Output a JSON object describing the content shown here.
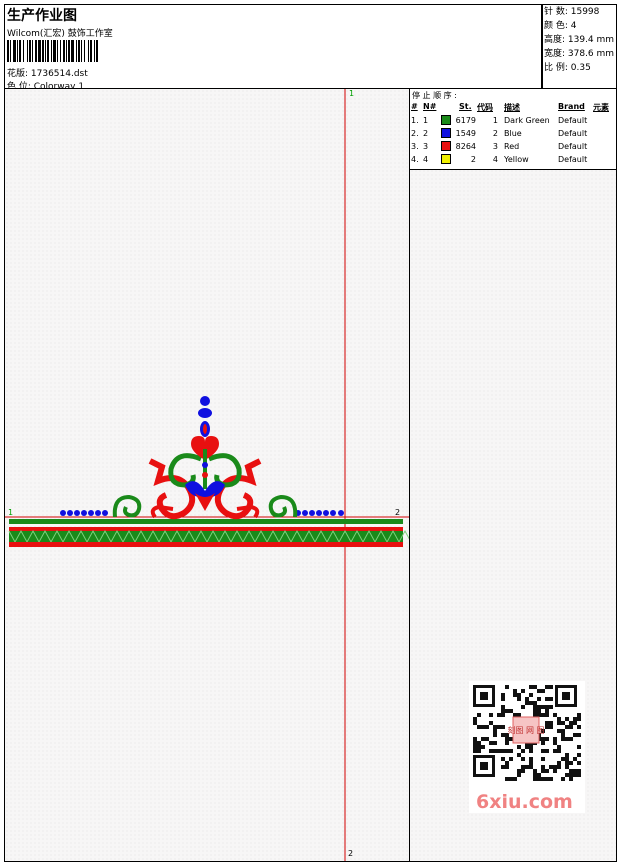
{
  "header": {
    "title": "生产作业图",
    "studio": "Wilcom(汇宏) 鼓饰工作室",
    "file_label": "花版: 1736514.dst",
    "colorway_label": "色 位:  Colorway 1"
  },
  "stats": {
    "stitches": "针 数:  15998",
    "colors": "颜 色:  4",
    "height": "高度: 139.4 mm",
    "width": "宽度: 378.6 mm",
    "scale": "比 例:  0.35"
  },
  "stop_sequence": {
    "title": "停 止 顺 序 :",
    "headers": {
      "num": "#",
      "n": "N#",
      "st": "St.",
      "code": "代码",
      "desc": "描述",
      "brand": "Brand",
      "elem": "元素"
    },
    "rows": [
      {
        "num": "1.",
        "n": "1",
        "color": "#1a8a1a",
        "st": "6179",
        "code": "1",
        "desc": "Dark Green",
        "brand": "Default"
      },
      {
        "num": "2.",
        "n": "2",
        "color": "#1010e0",
        "st": "1549",
        "code": "2",
        "desc": "Blue",
        "brand": "Default"
      },
      {
        "num": "3.",
        "n": "3",
        "color": "#e81010",
        "st": "8264",
        "code": "3",
        "desc": "Red",
        "brand": "Default"
      },
      {
        "num": "4.",
        "n": "4",
        "color": "#f0f000",
        "st": "2",
        "code": "4",
        "desc": "Yellow",
        "brand": "Default"
      }
    ]
  },
  "markers": {
    "top": "1",
    "bottom": "2",
    "left": "1",
    "right": "2"
  },
  "watermark": {
    "stamp": "刻图 网 图",
    "logo": "6xiu.com"
  },
  "colors": {
    "guide": "#d00000",
    "marker": "#00a000"
  }
}
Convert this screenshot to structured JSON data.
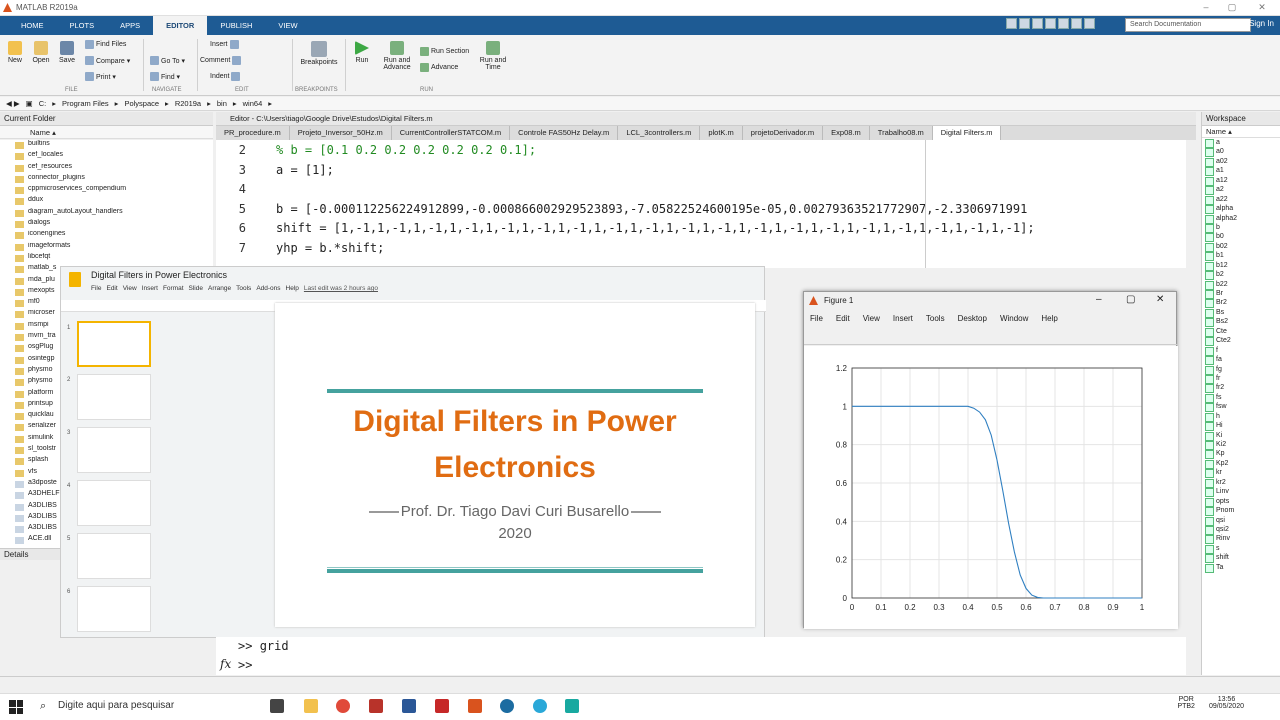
{
  "app": {
    "title": "MATLAB R2019a",
    "signin": "Sign In",
    "search_placeholder": "Search Documentation"
  },
  "ribbon": {
    "tabs": [
      "HOME",
      "PLOTS",
      "APPS",
      "EDITOR",
      "PUBLISH",
      "VIEW"
    ],
    "file": {
      "new": "New",
      "open": "Open",
      "save": "Save",
      "find_files": "Find Files",
      "compare": "Compare ▾",
      "print": "Print ▾",
      "group": "FILE"
    },
    "navigate": {
      "goto": "Go To ▾",
      "find": "Find ▾",
      "group": "NAVIGATE"
    },
    "edit": {
      "insert": "Insert",
      "comment": "Comment",
      "indent": "Indent",
      "group": "EDIT"
    },
    "breakpoints": {
      "label": "Breakpoints",
      "group": "BREAKPOINTS"
    },
    "run": {
      "run": "Run",
      "run_advance": "Run and Advance",
      "run_section": "Run Section",
      "advance": "Advance",
      "run_time": "Run and Time",
      "group": "RUN"
    }
  },
  "address": {
    "path": [
      "C:",
      "Program Files",
      "Polyspace",
      "R2019a",
      "bin",
      "win64"
    ]
  },
  "current_folder": {
    "title": "Current Folder",
    "col": "Name ▴",
    "details": "Details",
    "items": [
      {
        "n": "builtins",
        "t": "d"
      },
      {
        "n": "cef_locales",
        "t": "d"
      },
      {
        "n": "cef_resources",
        "t": "d"
      },
      {
        "n": "connector_plugins",
        "t": "d"
      },
      {
        "n": "cppmicroservices_compendium",
        "t": "d"
      },
      {
        "n": "ddux",
        "t": "d"
      },
      {
        "n": "diagram_autoLayout_handlers",
        "t": "d"
      },
      {
        "n": "dialogs",
        "t": "d"
      },
      {
        "n": "iconengines",
        "t": "d"
      },
      {
        "n": "imageformats",
        "t": "d"
      },
      {
        "n": "libcefqt",
        "t": "d"
      },
      {
        "n": "matlab_s",
        "t": "d"
      },
      {
        "n": "mda_plu",
        "t": "d"
      },
      {
        "n": "mexopts",
        "t": "d"
      },
      {
        "n": "mf0",
        "t": "d"
      },
      {
        "n": "microser",
        "t": "d"
      },
      {
        "n": "msmpi",
        "t": "d"
      },
      {
        "n": "mvrn_tra",
        "t": "d"
      },
      {
        "n": "osgPlug",
        "t": "d"
      },
      {
        "n": "osintegp",
        "t": "d"
      },
      {
        "n": "physmo",
        "t": "d"
      },
      {
        "n": "physmo",
        "t": "d"
      },
      {
        "n": "platform",
        "t": "d"
      },
      {
        "n": "printsup",
        "t": "d"
      },
      {
        "n": "quicklau",
        "t": "d"
      },
      {
        "n": "serializer",
        "t": "d"
      },
      {
        "n": "simulink",
        "t": "d"
      },
      {
        "n": "sl_toolstr",
        "t": "d"
      },
      {
        "n": "splash",
        "t": "d"
      },
      {
        "n": "vfs",
        "t": "d"
      },
      {
        "n": "a3dposte",
        "t": "f"
      },
      {
        "n": "A3DHELF",
        "t": "f"
      },
      {
        "n": "A3DLIBS",
        "t": "f"
      },
      {
        "n": "A3DLIBS",
        "t": "f"
      },
      {
        "n": "A3DLIBS",
        "t": "f"
      },
      {
        "n": "ACE.dll",
        "t": "f"
      }
    ]
  },
  "editor": {
    "title": "Editor - C:\\Users\\tiago\\Google Drive\\Estudos\\Digital Filters.m",
    "tabs": [
      "PR_procedure.m",
      "Projeto_Inversor_50Hz.m",
      "CurrentControllerSTATCOM.m",
      "Controle FAS50Hz Delay.m",
      "LCL_3controllers.m",
      "plotK.m",
      "projetoDerivador.m",
      "Exp08.m",
      "Trabalho08.m",
      "Digital Filters.m"
    ],
    "active_tab": 9,
    "lines": [
      {
        "n": "2",
        "code": "% b = [0.1 0.2 0.2 0.2 0.2 0.2 0.1];",
        "comment": true
      },
      {
        "n": "3",
        "code": "a = [1];",
        "comment": false
      },
      {
        "n": "4",
        "code": "",
        "comment": false
      },
      {
        "n": "5",
        "code": "b = [-0.000112256224912899,-0.000866002929523893,-7.05822524600195e-05,0.00279363521772907,-2.3306971991",
        "comment": false
      },
      {
        "n": "6",
        "code": "shift = [1,-1,1,-1,1,-1,1,-1,1,-1,1,-1,1,-1,1,-1,1,-1,1,-1,1,-1,1,-1,1,-1,1,-1,1,-1,1,-1,1,-1,1,-1,1,-1];",
        "comment": false
      },
      {
        "n": "7",
        "code": "yhp = b.*shift;",
        "comment": false
      }
    ]
  },
  "slides": {
    "doc_title": "Digital Filters in Power Electronics",
    "menu": [
      "File",
      "Edit",
      "View",
      "Insert",
      "Format",
      "Slide",
      "Arrange",
      "Tools",
      "Add-ons",
      "Help",
      "Last edit was 2 hours ago"
    ],
    "title": "Digital Filters in Power Electronics",
    "subtitle": "Prof. Dr. Tiago Davi Curi Busarello",
    "year": "2020",
    "thumb_numbers": [
      "1",
      "2",
      "3",
      "4",
      "5",
      "6"
    ]
  },
  "figure": {
    "title": "Figure 1",
    "menu": [
      "File",
      "Edit",
      "View",
      "Insert",
      "Tools",
      "Desktop",
      "Window",
      "Help"
    ],
    "plot": {
      "ytick": [
        "0",
        "0.2",
        "0.4",
        "0.6",
        "0.8",
        "1",
        "1.2"
      ],
      "xtick": [
        "0",
        "0.1",
        "0.2",
        "0.3",
        "0.4",
        "0.5",
        "0.6",
        "0.7",
        "0.8",
        "0.9",
        "1"
      ]
    }
  },
  "chart_data": {
    "type": "line",
    "xlim": [
      0,
      1
    ],
    "ylim": [
      0,
      1.2
    ],
    "grid": true,
    "color": "#2f7fc1",
    "series": [
      {
        "x": [
          0,
          0.35,
          0.4,
          0.42,
          0.44,
          0.46,
          0.48,
          0.5,
          0.52,
          0.54,
          0.56,
          0.58,
          0.6,
          0.62,
          0.64,
          0.66,
          0.7,
          1
        ],
        "y": [
          1,
          1,
          1,
          0.99,
          0.97,
          0.93,
          0.85,
          0.72,
          0.56,
          0.39,
          0.24,
          0.12,
          0.05,
          0.015,
          0.003,
          0,
          0,
          0
        ]
      }
    ]
  },
  "command": {
    "prompt": ">>",
    "history": "grid",
    "fx": "fx"
  },
  "workspace": {
    "title": "Workspace",
    "col": "Name ▴",
    "vars": [
      "a",
      "a0",
      "a02",
      "a1",
      "a12",
      "a2",
      "a22",
      "alpha",
      "alpha2",
      "b",
      "b0",
      "b02",
      "b1",
      "b12",
      "b2",
      "b22",
      "Br",
      "Br2",
      "Bs",
      "Bs2",
      "Cte",
      "Cte2",
      "f",
      "fa",
      "fg",
      "fr",
      "fr2",
      "fs",
      "fsw",
      "h",
      "Hi",
      "Ki",
      "Ki2",
      "Kp",
      "Kp2",
      "kr",
      "kr2",
      "Linv",
      "opts",
      "Pnom",
      "qsi",
      "qsi2",
      "Rinv",
      "s",
      "shift",
      "Ta"
    ]
  },
  "taskbar": {
    "search": "Digite aqui para pesquisar",
    "lang1": "POR",
    "lang2": "PTB2",
    "time": "13:56",
    "date": "09/05/2020"
  },
  "colors": {
    "ribbon": "#1e5b94",
    "accent_orange": "#e06c12",
    "teal": "#45a29e"
  }
}
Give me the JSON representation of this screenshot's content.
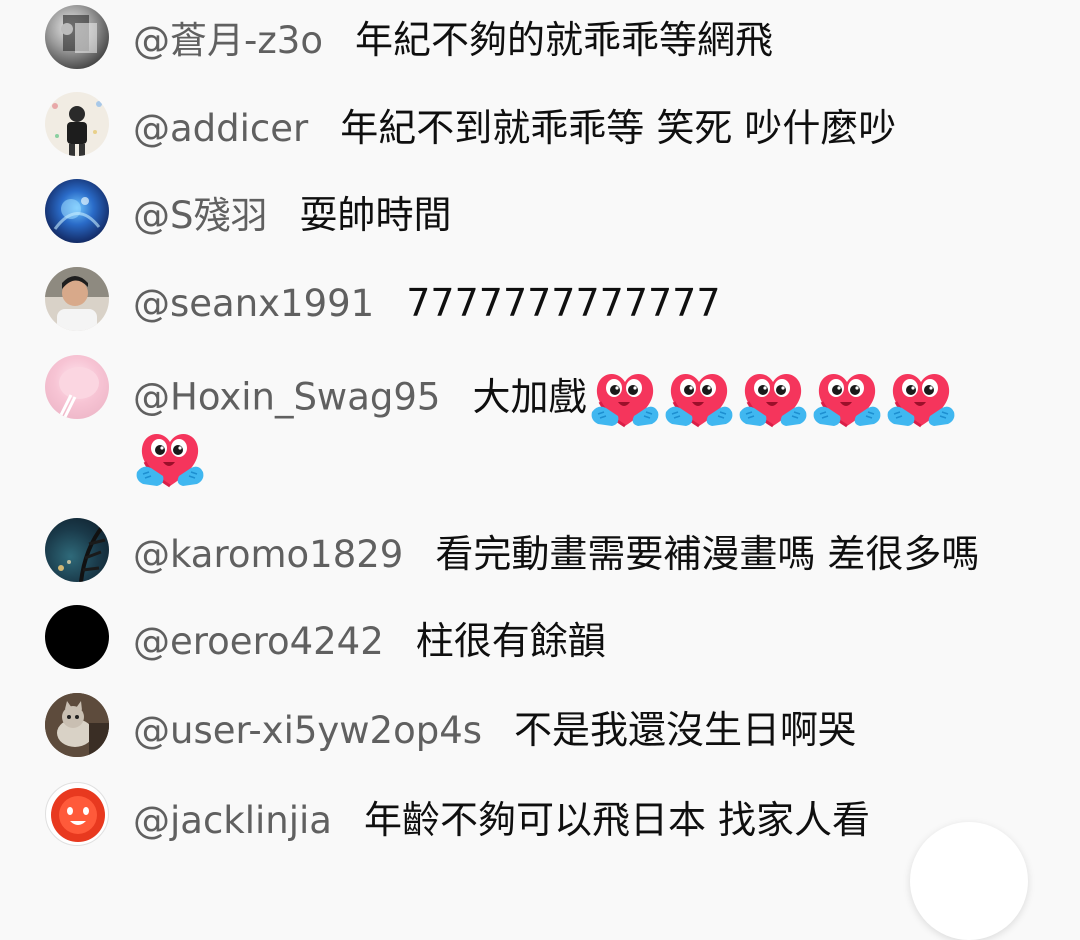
{
  "comments": [
    {
      "user": "@蒼月-z3o",
      "text": "年紀不夠的就乖乖等網飛",
      "avatar": "avatar-photo-dark"
    },
    {
      "user": "@addicer",
      "text": "年紀不到就乖乖等 笑死 吵什麼吵",
      "avatar": "avatar-person-photo"
    },
    {
      "user": "@S殘羽",
      "text": "耍帥時間",
      "avatar": "avatar-blue-art"
    },
    {
      "user": "@seanx1991",
      "text": "7777777777777",
      "avatar": "avatar-person-photo"
    },
    {
      "user": "@Hoxin_Swag95",
      "text": "大加戲",
      "avatar": "avatar-pink-food",
      "emoji": "heart-hug-emoji",
      "emoji_count": 6
    },
    {
      "user": "@karomo1829",
      "text": "看完動畫需要補漫畫嗎 差很多嗎",
      "avatar": "avatar-night-art"
    },
    {
      "user": "@eroero4242",
      "text": "柱很有餘韻",
      "avatar": "avatar-black"
    },
    {
      "user": "@user-xi5yw2op4s",
      "text": "不是我還沒生日啊哭",
      "avatar": "avatar-cat-photo"
    },
    {
      "user": "@jacklinjia",
      "text": "年齡不夠可以飛日本 找家人看",
      "avatar": "avatar-red-drum"
    }
  ],
  "colors": {
    "username": "#606060",
    "message": "#0f0f0f",
    "background": "#f9f9f9"
  }
}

##############################

In the data above, how many lines contain the string "shift"? Answer with the number only.

### [RESPONSE TO THIS TASK]
3